═══ Material for the task
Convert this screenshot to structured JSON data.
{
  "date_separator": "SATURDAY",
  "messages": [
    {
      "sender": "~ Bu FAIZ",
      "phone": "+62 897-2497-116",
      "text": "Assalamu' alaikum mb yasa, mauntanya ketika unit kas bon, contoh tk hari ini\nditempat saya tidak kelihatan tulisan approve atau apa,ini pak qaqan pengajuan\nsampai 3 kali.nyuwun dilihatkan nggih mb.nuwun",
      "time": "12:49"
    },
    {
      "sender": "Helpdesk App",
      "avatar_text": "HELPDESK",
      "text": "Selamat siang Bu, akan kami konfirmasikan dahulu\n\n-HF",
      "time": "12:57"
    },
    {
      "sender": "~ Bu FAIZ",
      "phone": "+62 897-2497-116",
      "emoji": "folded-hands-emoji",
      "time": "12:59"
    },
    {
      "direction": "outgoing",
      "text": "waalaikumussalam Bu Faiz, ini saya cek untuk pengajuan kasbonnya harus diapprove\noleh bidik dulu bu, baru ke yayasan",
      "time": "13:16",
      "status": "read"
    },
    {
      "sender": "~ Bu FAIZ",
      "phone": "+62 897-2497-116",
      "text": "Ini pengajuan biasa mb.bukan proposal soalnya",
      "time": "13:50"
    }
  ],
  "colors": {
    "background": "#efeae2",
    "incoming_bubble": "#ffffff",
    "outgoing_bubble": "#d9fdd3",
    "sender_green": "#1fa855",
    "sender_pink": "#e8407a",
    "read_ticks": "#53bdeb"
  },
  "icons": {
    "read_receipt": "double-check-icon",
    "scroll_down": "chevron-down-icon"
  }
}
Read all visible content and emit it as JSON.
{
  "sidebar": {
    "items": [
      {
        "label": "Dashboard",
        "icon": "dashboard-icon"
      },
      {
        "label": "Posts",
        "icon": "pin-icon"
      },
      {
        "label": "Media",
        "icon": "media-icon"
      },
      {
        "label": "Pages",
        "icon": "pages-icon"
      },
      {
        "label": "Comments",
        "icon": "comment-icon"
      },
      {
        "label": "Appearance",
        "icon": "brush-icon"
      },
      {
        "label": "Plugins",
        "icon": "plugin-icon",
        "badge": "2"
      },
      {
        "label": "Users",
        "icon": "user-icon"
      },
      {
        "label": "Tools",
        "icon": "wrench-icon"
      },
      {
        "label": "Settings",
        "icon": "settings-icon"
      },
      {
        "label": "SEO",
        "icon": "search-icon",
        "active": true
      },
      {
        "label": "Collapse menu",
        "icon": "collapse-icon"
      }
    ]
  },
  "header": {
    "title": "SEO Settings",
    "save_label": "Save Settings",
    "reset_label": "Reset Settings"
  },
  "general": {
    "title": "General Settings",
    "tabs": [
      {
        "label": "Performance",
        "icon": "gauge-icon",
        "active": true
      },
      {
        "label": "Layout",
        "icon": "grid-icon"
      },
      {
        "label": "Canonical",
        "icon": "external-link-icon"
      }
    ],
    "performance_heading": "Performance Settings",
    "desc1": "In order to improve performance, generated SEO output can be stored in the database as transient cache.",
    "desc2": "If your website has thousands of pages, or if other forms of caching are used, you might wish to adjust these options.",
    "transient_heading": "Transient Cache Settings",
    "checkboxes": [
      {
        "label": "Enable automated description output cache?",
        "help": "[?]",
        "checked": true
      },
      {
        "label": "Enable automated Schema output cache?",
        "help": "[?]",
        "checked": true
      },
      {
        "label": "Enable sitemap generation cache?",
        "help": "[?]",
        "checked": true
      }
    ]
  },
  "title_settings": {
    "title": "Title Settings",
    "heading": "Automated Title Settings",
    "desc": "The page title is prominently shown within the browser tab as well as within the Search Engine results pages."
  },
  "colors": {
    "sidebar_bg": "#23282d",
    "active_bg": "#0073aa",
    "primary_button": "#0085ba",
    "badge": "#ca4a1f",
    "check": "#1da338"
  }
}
══════
Short problem:
Each of the records should be retyped exactly.

The completed task:
Convert this screenshot to structured JSON data.
{
  "date_separator": "SATURDAY",
  "messages": [
    {
      "sender": "~ Bu FAIZ",
      "phone": "+62 897-2497-116",
      "text": "Assalamu' alaikum mb yasa, mauntanya ketika unit kas bon, contoh tk hari ini\nditempat saya tidak kelihatan tulisan approve atau apa,ini pak qaqan pengajuan\nsampai 3 kali.nyuwun dilihatkan nggih mb.nuwun",
      "time": "12:49"
    },
    {
      "sender": "Helpdesk App",
      "avatar_text": "HELPDESK",
      "text": "Selamat siang Bu, akan kami konfirmasikan dahulu\n\n-HF",
      "time": "12:57"
    },
    {
      "sender": "~ Bu FAIZ",
      "phone": "+62 897-2497-116",
      "emoji": "folded-hands-emoji",
      "time": "12:59"
    },
    {
      "direction": "outgoing",
      "text": "waalaikumussalam Bu Faiz, ini saya cek untuk pengajuan kasbonnya harus diapprove\noleh bidik dulu bu, baru ke yayasan",
      "time": "13:16",
      "status": "read"
    },
    {
      "sender": "~ Bu FAIZ",
      "phone": "+62 897-2497-116",
      "text": "Ini pengajuan biasa mb.bukan proposal soalnya",
      "time": "13:50"
    }
  ],
  "colors": {
    "background": "#efeae2",
    "incoming_bubble": "#ffffff",
    "outgoing_bubble": "#d9fdd3",
    "sender_green": "#1fa855",
    "sender_pink": "#e8407a",
    "read_ticks": "#53bdeb"
  },
  "icons": {
    "read_receipt": "double-check-icon",
    "scroll_down": "chevron-down-icon"
  }
}
Read all visible content and emit it as JSON.
{
  "sidebar": {
    "items": [
      {
        "label": "Dashboard",
        "icon": "dashboard-icon"
      },
      {
        "label": "Posts",
        "icon": "pin-icon"
      },
      {
        "label": "Media",
        "icon": "media-icon"
      },
      {
        "label": "Pages",
        "icon": "pages-icon"
      },
      {
        "label": "Comments",
        "icon": "comment-icon"
      },
      {
        "label": "Appearance",
        "icon": "brush-icon"
      },
      {
        "label": "Plugins",
        "icon": "plugin-icon",
        "badge": "2"
      },
      {
        "label": "Users",
        "icon": "user-icon"
      },
      {
        "label": "Tools",
        "icon": "wrench-icon"
      },
      {
        "label": "Settings",
        "icon": "settings-icon"
      },
      {
        "label": "SEO",
        "icon": "search-icon",
        "active": true
      },
      {
        "label": "Collapse menu",
        "icon": "collapse-icon"
      }
    ]
  },
  "header": {
    "title": "SEO Settings",
    "save_label": "Save Settings",
    "reset_label": "Reset Settings"
  },
  "general": {
    "title": "General Settings",
    "tabs": [
      {
        "label": "Performance",
        "icon": "gauge-icon",
        "active": true
      },
      {
        "label": "Layout",
        "icon": "grid-icon"
      },
      {
        "label": "Canonical",
        "icon": "external-link-icon"
      }
    ],
    "performance_heading": "Performance Settings",
    "desc1": "In order to improve performance, generated SEO output can be stored in the database as transient cache.",
    "desc2": "If your website has thousands of pages, or if other forms of caching are used, you might wish to adjust these options.",
    "transient_heading": "Transient Cache Settings",
    "checkboxes": [
      {
        "label": "Enable automated description output cache?",
        "help": "[?]",
        "checked": true
      },
      {
        "label": "Enable automated Schema output cache?",
        "help": "[?]",
        "checked": true
      },
      {
        "label": "Enable sitemap generation cache?",
        "help": "[?]",
        "checked": true
      }
    ]
  },
  "title_settings": {
    "title": "Title Settings",
    "heading": "Automated Title Settings",
    "desc": "The page title is prominently shown within the browser tab as well as within the Search Engine results pages."
  },
  "colors": {
    "sidebar_bg": "#23282d",
    "active_bg": "#0073aa",
    "primary_button": "#0085ba",
    "badge": "#ca4a1f",
    "check": "#1da338"
  }
}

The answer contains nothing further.